■ SET EXERCISE ■
Report how many lines of the entries below contain the word "JSON", and nothing more.

======== MATERIAL ========

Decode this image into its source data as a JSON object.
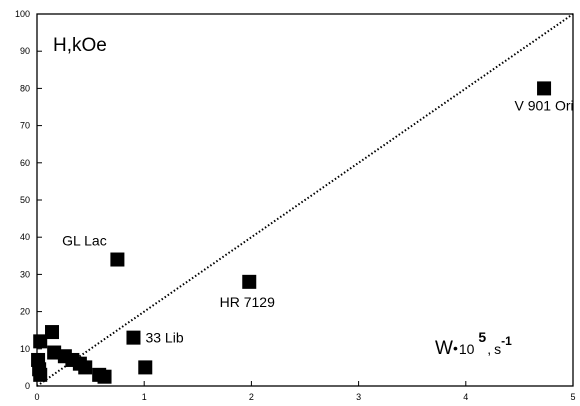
{
  "chart_data": {
    "type": "scatter",
    "title": "",
    "ylabel": "H,kOe",
    "xlabel": {
      "main": "W",
      "dot": "•",
      "ten": "10",
      "exp": "5",
      "comma": ",",
      "unit": "s",
      "unit_exp": "-1"
    },
    "xlim": [
      0,
      5
    ],
    "ylim": [
      0,
      100
    ],
    "xticks": [
      "0",
      "1",
      "2",
      "3",
      "4",
      "5"
    ],
    "yticks": [
      "0",
      "10",
      "20",
      "30",
      "40",
      "50",
      "60",
      "70",
      "80",
      "90",
      "100"
    ],
    "grid": false,
    "fit_line": {
      "style": "dotted",
      "x": [
        0,
        5
      ],
      "y": [
        0,
        100
      ]
    },
    "points": [
      {
        "x": 4.73,
        "y": 80,
        "label": "V 901 Ori"
      },
      {
        "x": 1.98,
        "y": 28,
        "label": "HR 7129"
      },
      {
        "x": 0.75,
        "y": 34,
        "label": "GL Lac"
      },
      {
        "x": 0.9,
        "y": 13,
        "label": "33 Lib"
      },
      {
        "x": 1.01,
        "y": 5,
        "label": ""
      },
      {
        "x": 0.03,
        "y": 12,
        "label": ""
      },
      {
        "x": 0.14,
        "y": 14.5,
        "label": ""
      },
      {
        "x": 0.01,
        "y": 7,
        "label": ""
      },
      {
        "x": 0.02,
        "y": 4.5,
        "label": ""
      },
      {
        "x": 0.03,
        "y": 3,
        "label": ""
      },
      {
        "x": 0.16,
        "y": 9,
        "label": ""
      },
      {
        "x": 0.26,
        "y": 8,
        "label": ""
      },
      {
        "x": 0.33,
        "y": 7,
        "label": ""
      },
      {
        "x": 0.4,
        "y": 6,
        "label": ""
      },
      {
        "x": 0.45,
        "y": 5,
        "label": ""
      },
      {
        "x": 0.58,
        "y": 3,
        "label": ""
      },
      {
        "x": 0.63,
        "y": 2.5,
        "label": ""
      }
    ]
  }
}
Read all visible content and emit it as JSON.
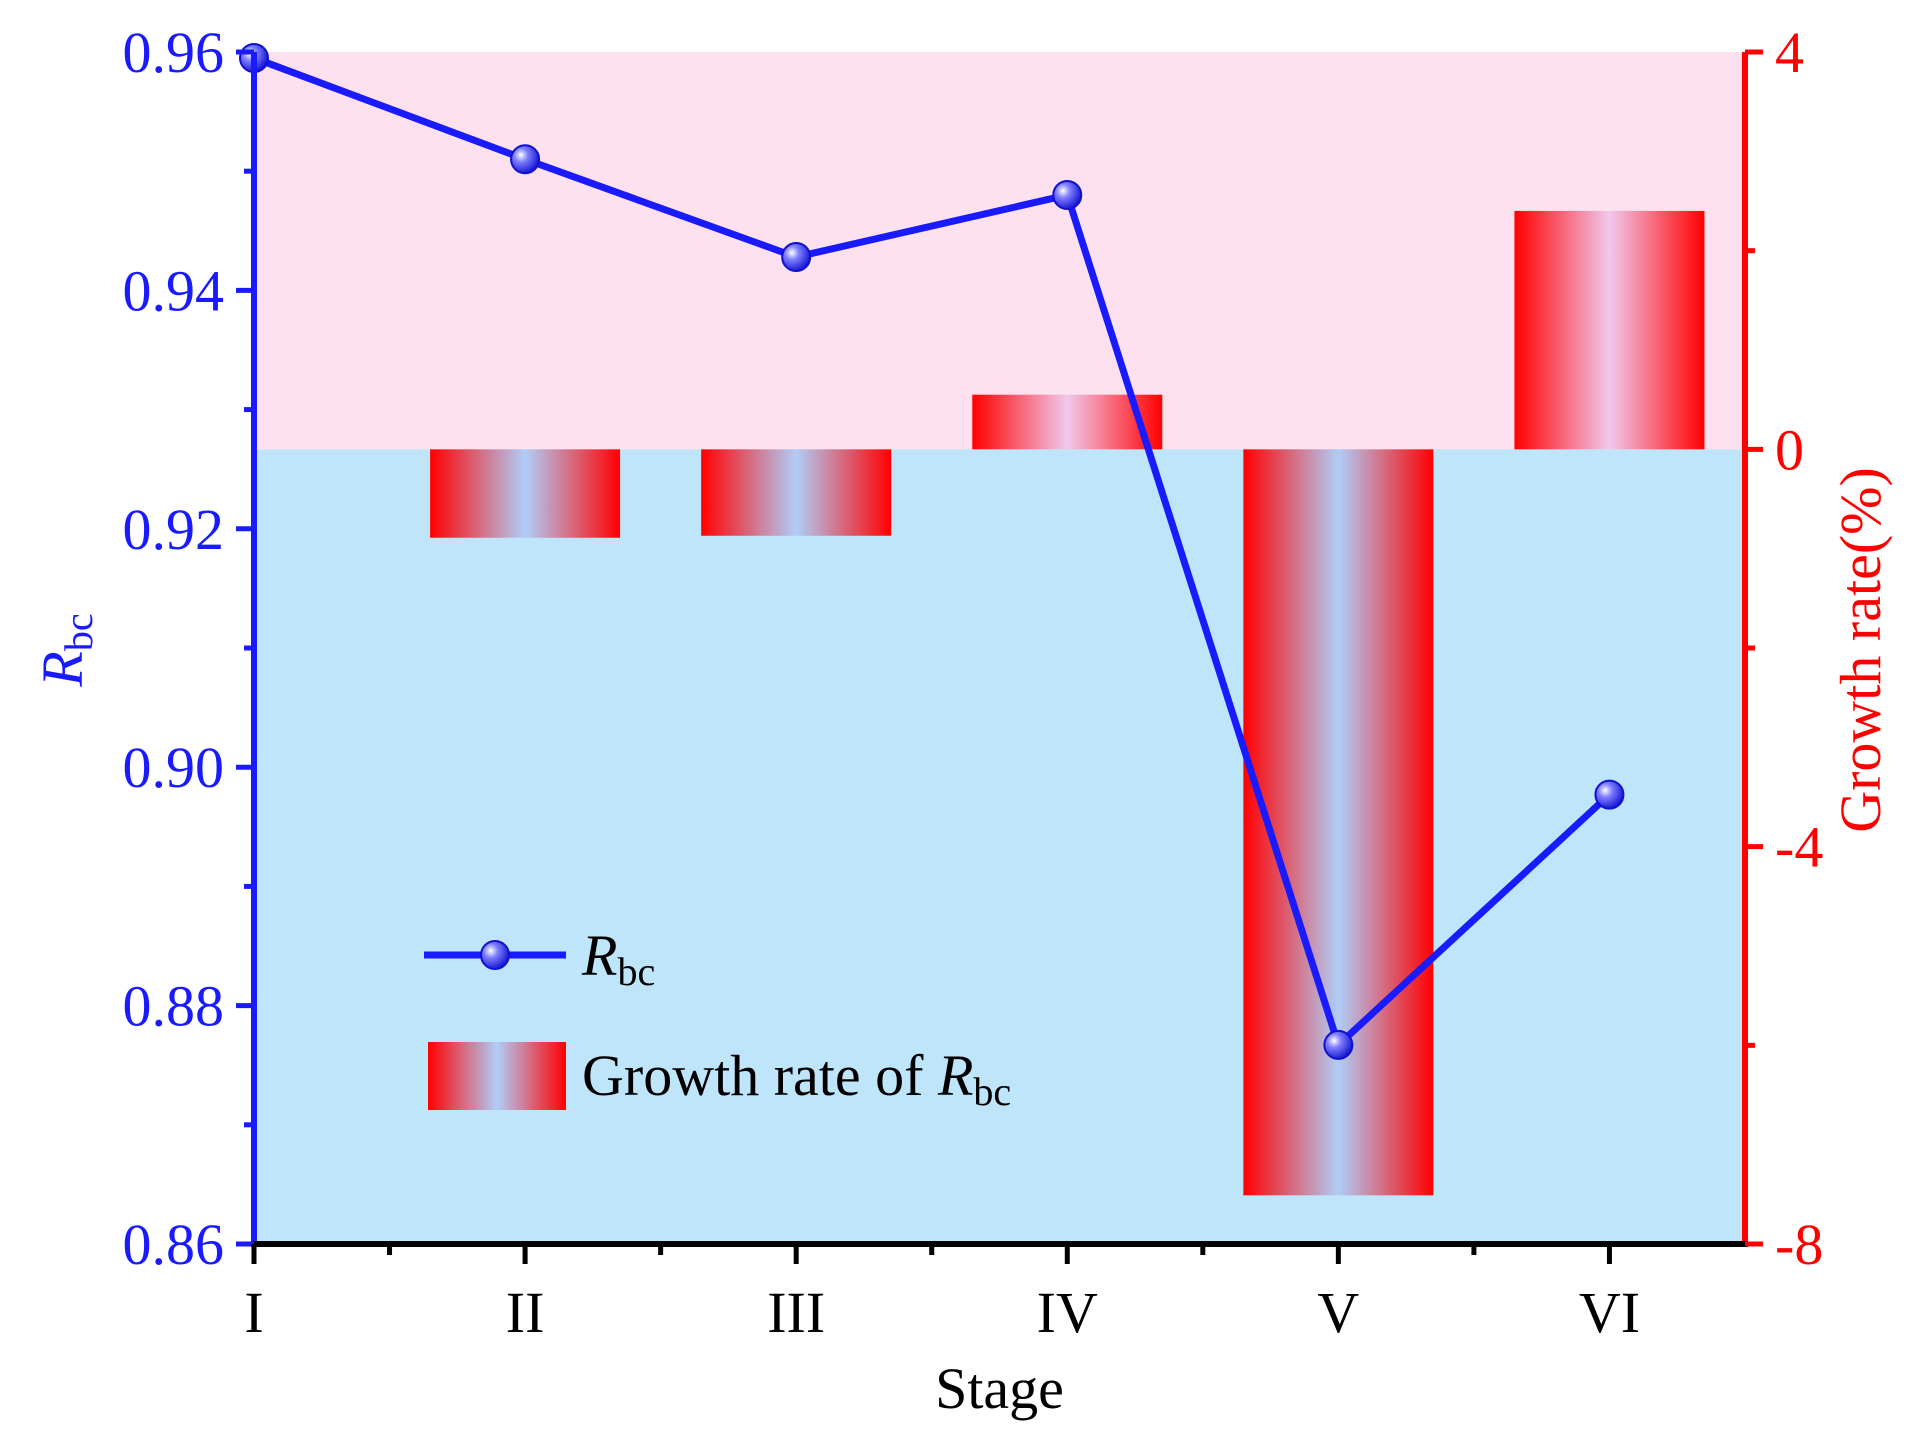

========

■ COMPLETED TASK ■
2